### Task inputs
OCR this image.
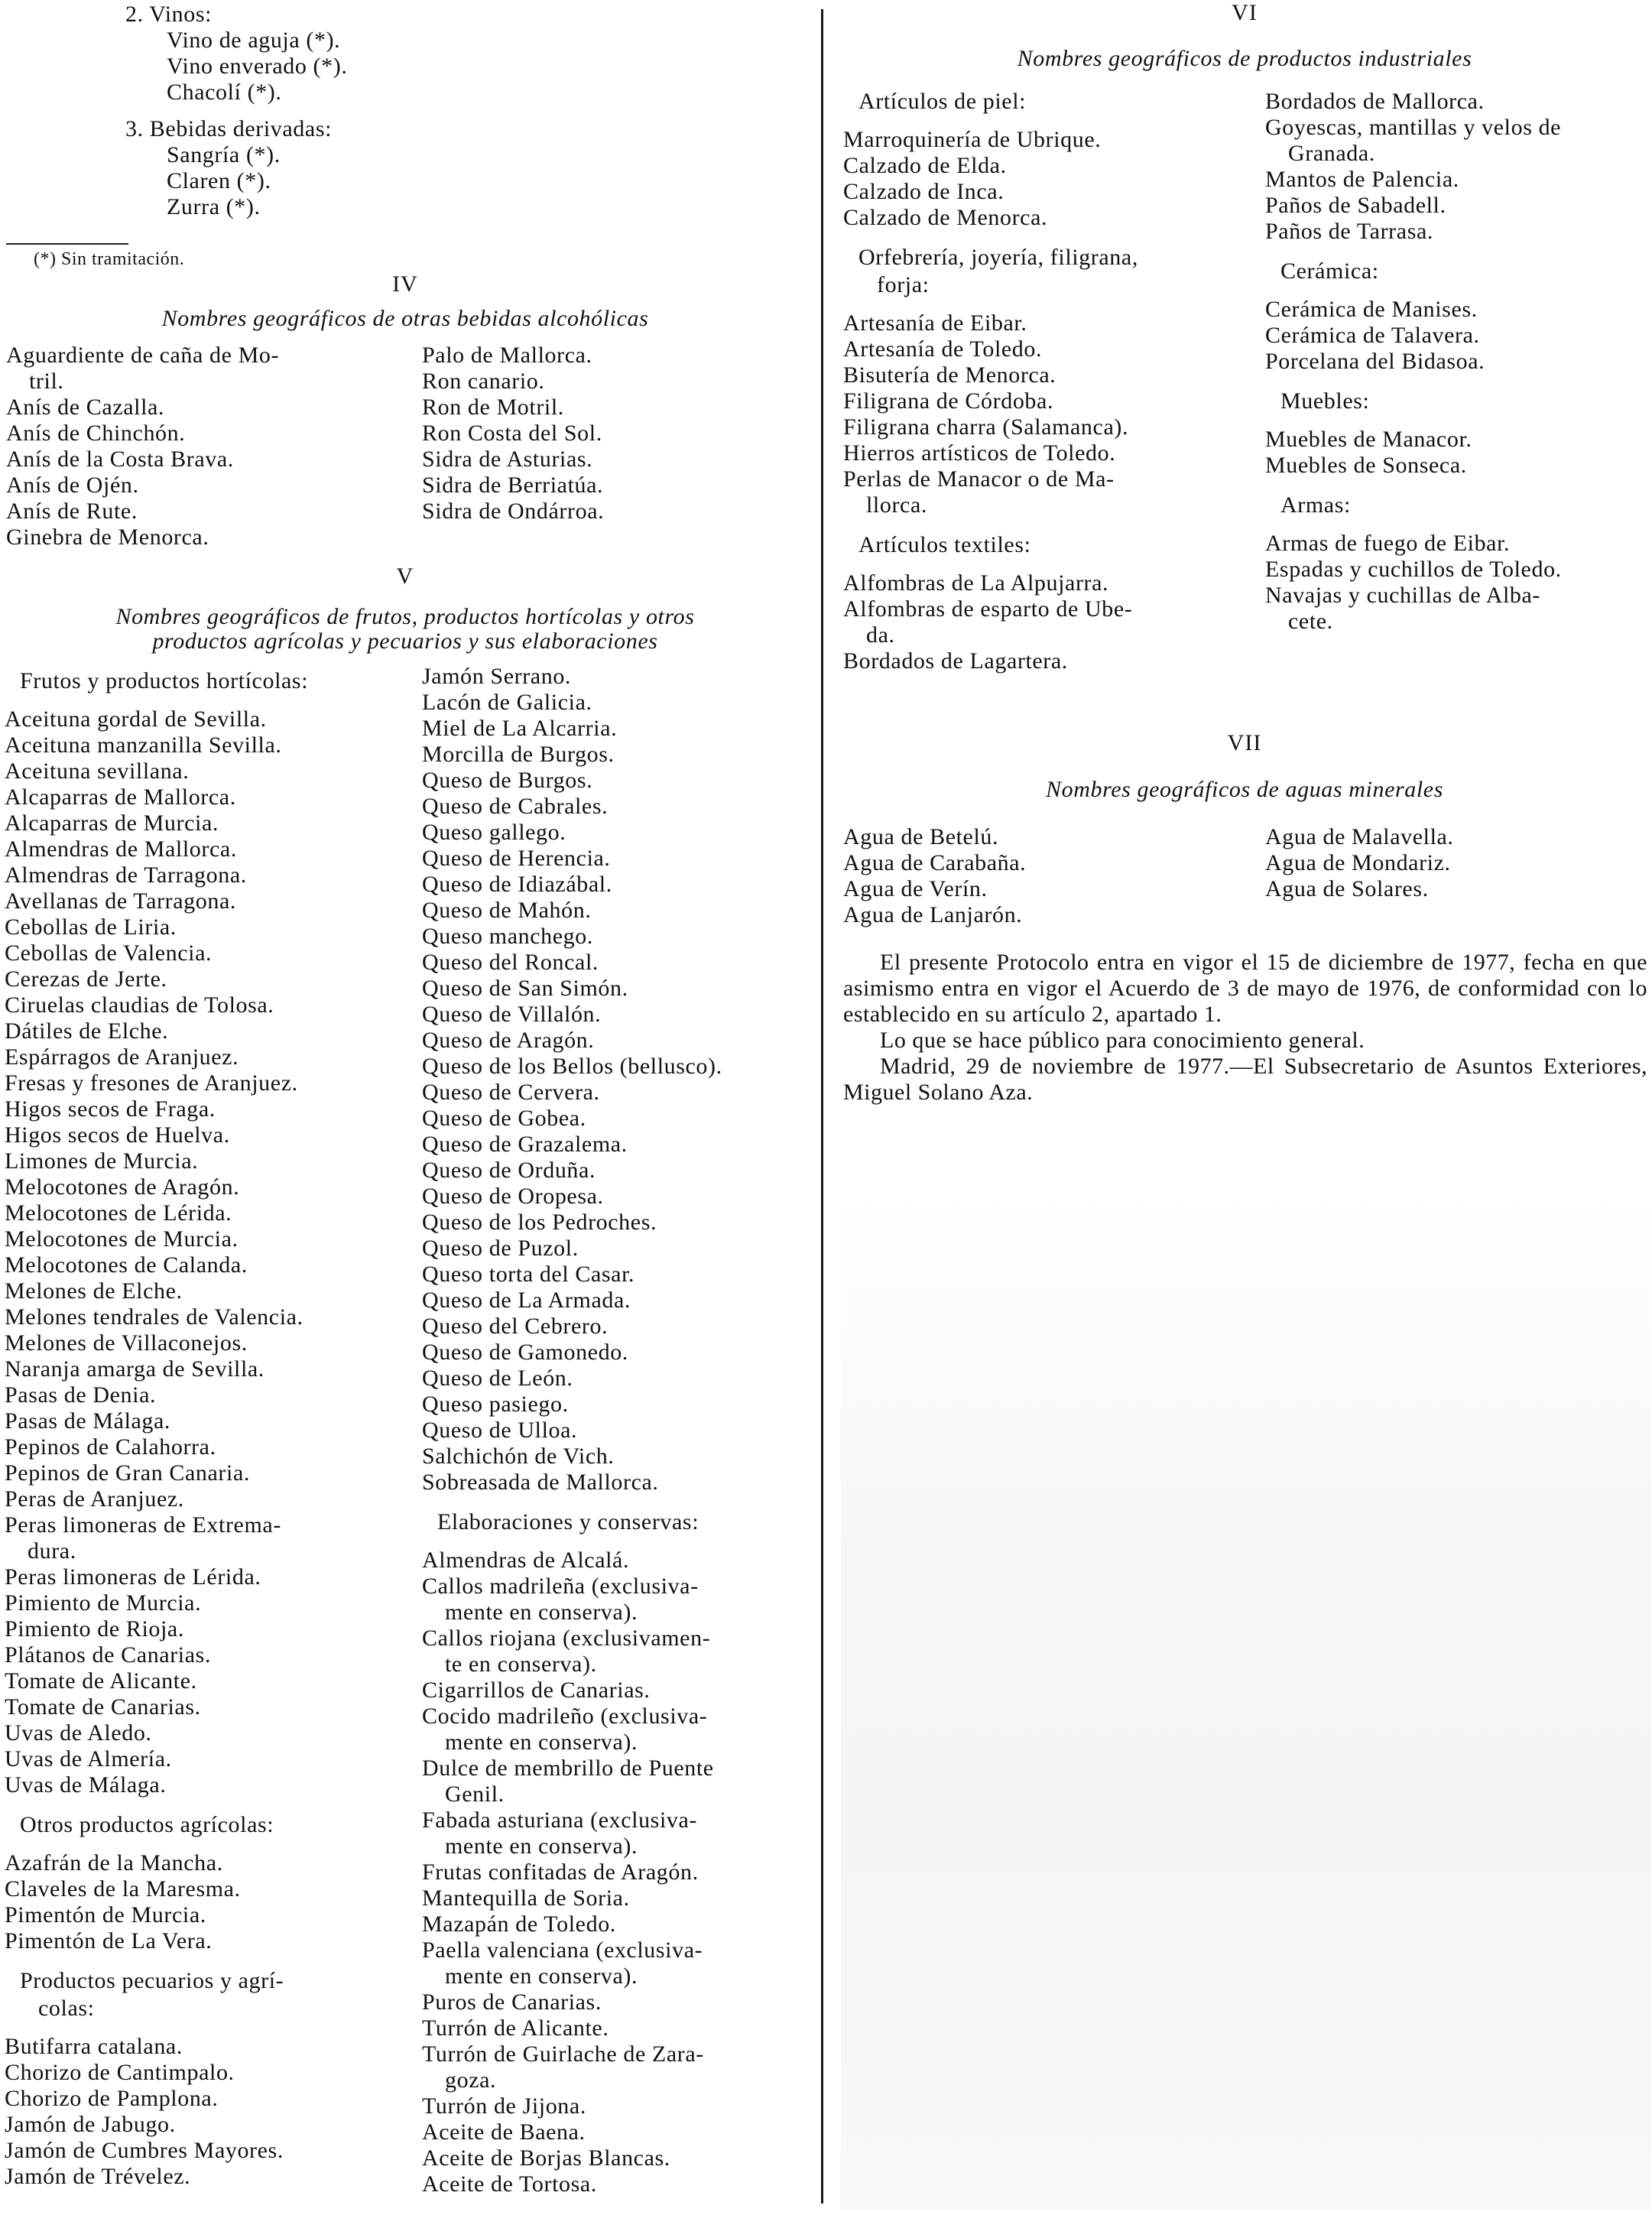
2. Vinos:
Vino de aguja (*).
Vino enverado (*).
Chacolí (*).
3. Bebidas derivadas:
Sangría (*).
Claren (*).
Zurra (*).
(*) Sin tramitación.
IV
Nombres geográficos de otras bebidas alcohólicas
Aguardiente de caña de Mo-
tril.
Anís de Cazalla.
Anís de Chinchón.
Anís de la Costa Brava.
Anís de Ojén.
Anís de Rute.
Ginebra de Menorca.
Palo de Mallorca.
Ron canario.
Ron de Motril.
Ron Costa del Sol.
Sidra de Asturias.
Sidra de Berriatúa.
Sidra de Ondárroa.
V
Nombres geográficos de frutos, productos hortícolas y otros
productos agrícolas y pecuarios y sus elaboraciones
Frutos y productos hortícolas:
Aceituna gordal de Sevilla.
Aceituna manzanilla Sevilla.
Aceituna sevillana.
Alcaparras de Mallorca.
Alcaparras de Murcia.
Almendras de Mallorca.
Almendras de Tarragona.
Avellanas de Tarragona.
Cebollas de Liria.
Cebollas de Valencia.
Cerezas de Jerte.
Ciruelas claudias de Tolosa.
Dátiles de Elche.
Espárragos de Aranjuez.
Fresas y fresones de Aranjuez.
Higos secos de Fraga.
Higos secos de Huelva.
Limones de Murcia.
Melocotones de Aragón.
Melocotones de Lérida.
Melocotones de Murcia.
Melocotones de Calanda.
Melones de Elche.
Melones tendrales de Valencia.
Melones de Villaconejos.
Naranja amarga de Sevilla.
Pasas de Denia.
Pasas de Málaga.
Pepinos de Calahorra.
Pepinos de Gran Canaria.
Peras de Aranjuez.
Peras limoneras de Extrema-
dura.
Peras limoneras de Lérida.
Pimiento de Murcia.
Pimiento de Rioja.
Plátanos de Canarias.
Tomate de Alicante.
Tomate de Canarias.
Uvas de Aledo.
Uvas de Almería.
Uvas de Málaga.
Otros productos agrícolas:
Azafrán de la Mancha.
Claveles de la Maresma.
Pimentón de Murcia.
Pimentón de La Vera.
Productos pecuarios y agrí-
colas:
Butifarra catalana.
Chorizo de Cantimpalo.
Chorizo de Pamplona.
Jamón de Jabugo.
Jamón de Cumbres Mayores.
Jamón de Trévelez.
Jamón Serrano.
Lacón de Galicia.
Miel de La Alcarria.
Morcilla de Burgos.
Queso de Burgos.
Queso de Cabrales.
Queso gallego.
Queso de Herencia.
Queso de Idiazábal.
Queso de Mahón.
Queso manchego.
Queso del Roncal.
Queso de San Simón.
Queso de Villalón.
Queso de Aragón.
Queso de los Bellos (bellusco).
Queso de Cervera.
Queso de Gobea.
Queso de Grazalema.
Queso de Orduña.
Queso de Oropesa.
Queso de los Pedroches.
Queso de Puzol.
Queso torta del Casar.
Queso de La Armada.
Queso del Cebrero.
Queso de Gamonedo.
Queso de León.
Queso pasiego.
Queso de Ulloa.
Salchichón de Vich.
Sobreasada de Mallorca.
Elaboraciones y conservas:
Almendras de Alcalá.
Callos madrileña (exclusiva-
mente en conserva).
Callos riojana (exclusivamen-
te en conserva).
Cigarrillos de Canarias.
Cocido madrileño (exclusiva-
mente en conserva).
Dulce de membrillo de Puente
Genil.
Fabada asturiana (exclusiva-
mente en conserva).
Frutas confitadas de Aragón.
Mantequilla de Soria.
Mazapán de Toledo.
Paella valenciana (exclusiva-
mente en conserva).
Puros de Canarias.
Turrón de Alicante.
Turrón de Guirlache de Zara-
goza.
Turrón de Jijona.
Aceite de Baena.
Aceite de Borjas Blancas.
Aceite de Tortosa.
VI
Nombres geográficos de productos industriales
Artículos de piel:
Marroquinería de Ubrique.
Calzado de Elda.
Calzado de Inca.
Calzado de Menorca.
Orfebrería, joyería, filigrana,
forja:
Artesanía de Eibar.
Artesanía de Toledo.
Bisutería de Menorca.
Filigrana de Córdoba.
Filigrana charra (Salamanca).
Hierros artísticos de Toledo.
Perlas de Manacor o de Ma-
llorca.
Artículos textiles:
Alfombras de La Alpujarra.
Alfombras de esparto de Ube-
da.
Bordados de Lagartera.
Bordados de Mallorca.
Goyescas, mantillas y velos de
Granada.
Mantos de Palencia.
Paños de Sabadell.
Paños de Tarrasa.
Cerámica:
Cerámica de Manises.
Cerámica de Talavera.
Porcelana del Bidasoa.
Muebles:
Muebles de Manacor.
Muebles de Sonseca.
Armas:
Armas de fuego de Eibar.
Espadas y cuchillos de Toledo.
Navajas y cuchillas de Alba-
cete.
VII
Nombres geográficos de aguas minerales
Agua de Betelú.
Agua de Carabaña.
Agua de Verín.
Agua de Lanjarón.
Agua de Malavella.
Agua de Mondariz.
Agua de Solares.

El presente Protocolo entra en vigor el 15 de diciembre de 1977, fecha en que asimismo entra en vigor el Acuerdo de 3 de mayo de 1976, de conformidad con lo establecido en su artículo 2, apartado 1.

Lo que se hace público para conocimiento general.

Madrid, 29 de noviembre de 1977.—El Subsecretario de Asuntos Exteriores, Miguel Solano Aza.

==

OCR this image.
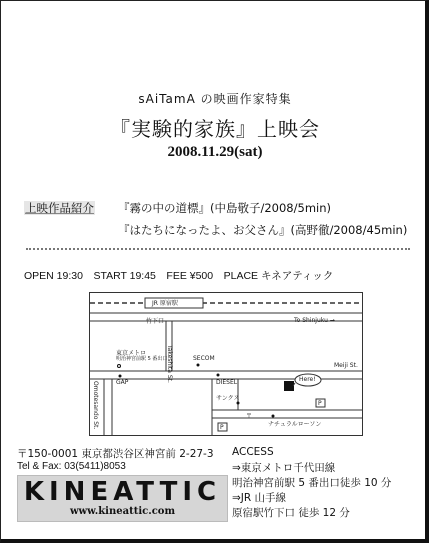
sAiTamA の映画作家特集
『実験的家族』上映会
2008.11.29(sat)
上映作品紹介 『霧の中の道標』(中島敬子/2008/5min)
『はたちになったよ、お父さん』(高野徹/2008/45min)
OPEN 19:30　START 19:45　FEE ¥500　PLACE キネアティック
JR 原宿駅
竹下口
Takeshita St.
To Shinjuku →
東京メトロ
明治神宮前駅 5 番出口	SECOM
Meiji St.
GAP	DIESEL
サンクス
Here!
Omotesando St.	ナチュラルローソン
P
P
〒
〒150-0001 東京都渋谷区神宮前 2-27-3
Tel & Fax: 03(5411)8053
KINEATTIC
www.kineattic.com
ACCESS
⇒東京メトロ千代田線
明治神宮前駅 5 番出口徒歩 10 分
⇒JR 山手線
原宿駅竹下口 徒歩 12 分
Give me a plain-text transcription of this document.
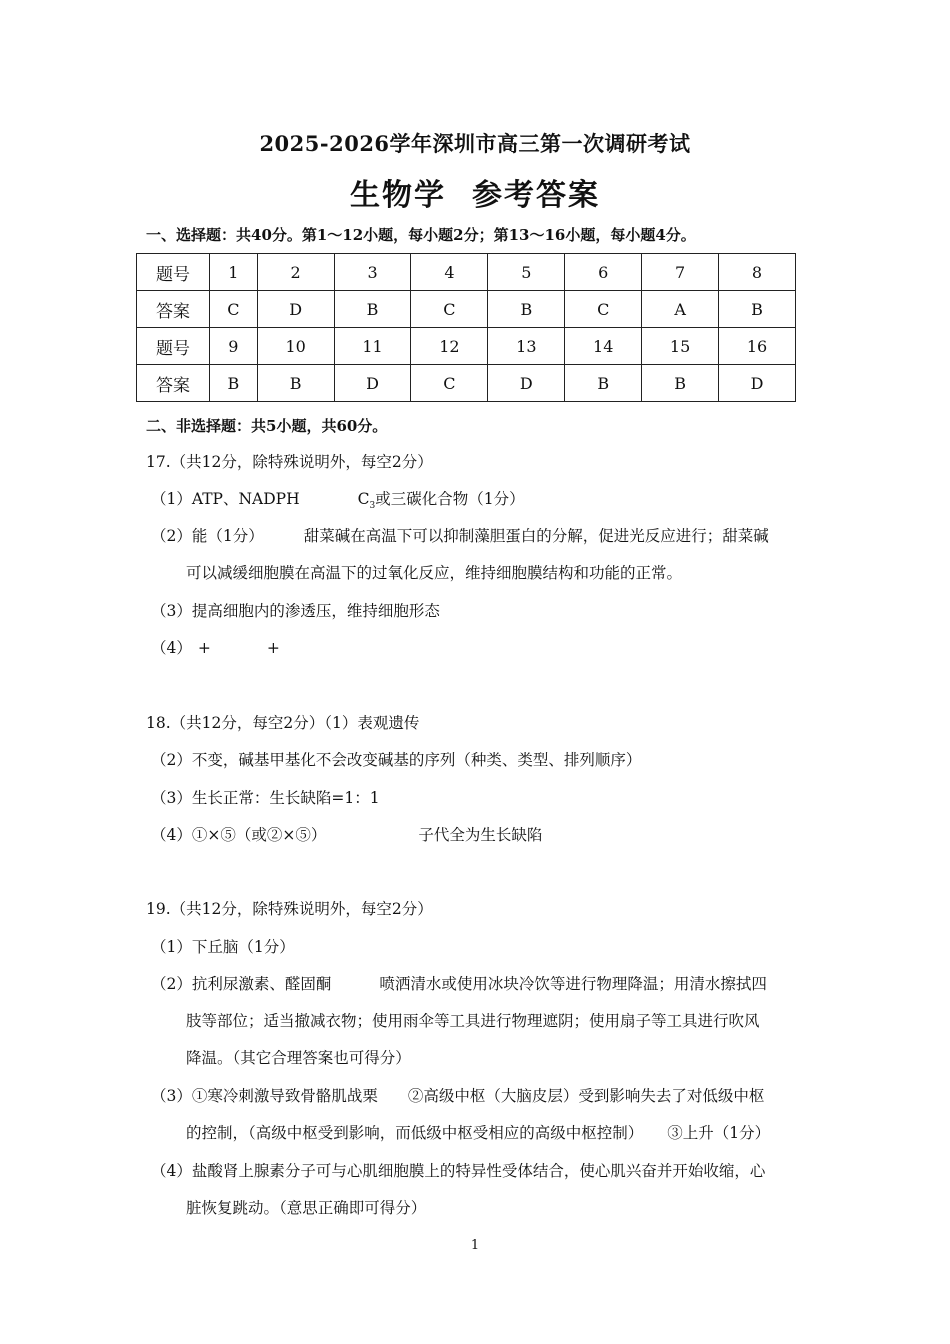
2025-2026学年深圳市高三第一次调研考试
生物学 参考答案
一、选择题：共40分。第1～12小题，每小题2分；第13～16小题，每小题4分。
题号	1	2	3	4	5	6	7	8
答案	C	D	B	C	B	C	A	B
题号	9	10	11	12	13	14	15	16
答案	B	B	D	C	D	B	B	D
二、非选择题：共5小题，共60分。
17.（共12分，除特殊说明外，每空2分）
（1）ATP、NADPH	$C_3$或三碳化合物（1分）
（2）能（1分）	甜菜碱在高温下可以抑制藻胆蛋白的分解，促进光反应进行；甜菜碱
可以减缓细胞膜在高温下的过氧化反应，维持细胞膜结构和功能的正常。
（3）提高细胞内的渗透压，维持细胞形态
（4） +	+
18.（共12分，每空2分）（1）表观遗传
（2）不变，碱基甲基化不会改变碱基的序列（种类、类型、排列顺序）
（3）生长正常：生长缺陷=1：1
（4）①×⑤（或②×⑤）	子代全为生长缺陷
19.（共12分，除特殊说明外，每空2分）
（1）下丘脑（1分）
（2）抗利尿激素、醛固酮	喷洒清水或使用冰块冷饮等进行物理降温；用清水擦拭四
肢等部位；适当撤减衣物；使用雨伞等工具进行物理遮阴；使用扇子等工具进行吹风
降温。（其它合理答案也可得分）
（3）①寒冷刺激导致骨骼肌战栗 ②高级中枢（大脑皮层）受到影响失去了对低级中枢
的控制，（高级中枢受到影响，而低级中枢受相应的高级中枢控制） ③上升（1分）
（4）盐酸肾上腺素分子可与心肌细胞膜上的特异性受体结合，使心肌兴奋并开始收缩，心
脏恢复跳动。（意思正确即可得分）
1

==

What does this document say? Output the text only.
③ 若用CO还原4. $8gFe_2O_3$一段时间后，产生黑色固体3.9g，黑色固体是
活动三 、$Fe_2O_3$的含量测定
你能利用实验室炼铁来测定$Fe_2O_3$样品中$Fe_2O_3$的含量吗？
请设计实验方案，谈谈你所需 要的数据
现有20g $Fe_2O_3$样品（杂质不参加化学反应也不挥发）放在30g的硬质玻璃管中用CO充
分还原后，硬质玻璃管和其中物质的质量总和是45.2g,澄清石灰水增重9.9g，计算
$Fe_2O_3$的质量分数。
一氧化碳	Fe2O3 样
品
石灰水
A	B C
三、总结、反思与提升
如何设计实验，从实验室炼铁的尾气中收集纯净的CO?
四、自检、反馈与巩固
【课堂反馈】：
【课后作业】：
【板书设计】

### Your objective
Go through the listing above and return every line where the word "Calzado" occurs.

### Complete response
Calzado de Elda.
Calzado de Inca.
Calzado de Menorca.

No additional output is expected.